文档片段 -
----------------------------------------
Linux5.10 源码解析 - 内核驱动与内核设备树的生成

尝试做成一个系列，相关文章请参考：Linux5.10 代码解析总目录

module_init

// include/linux/module.h
// 假设 #ifndef MODULE
#define module_init(x)	__initcall(x);

// include/linux/init.h，这个头文件很重要，很重要
#define pure_initcall(fn)		__define_initcall(fn, 0)
#define core_initcall(fn)		__define_initcall(fn, 1)
#define core_initcall_sync(fn)		__define_initcall(fn, 1s)
#define postcore_initcall(fn)		__define_initcall(fn, 2)
#define postcore_initcall_sync(fn)	__define_initcall(fn, 2s)
#define arch_initcall(fn)		__define_initcall(fn, 3)
#define arch_initcall_sync(fn)		__define_initcall(fn, 3s)
#define subsys_initcall(fn)		__define_initcall(fn, 4)
----------------------------------------
任务要求 -
请找出上面源码解析文档中所有以 __define_initcall 定义、第二个参数是不带 s 的纯数字的宏，并写出各自对应的数字。

原始材料 -
----------------------------------------
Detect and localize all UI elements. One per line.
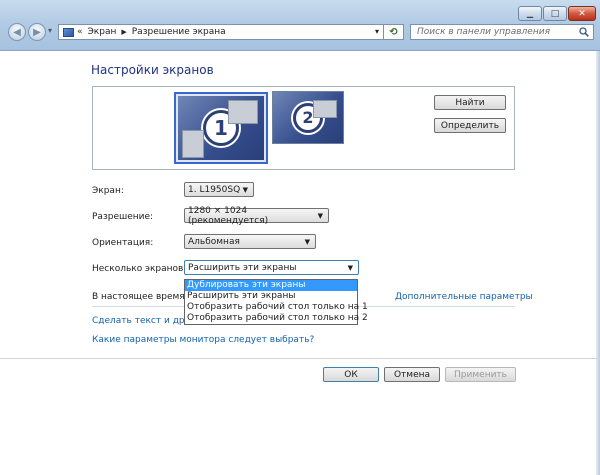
----------------------------------------
参考答案 -
pure_initcall：0
core_initcall：1
postcore_initcall：2
arch_initcall：3
subsys_initcall：4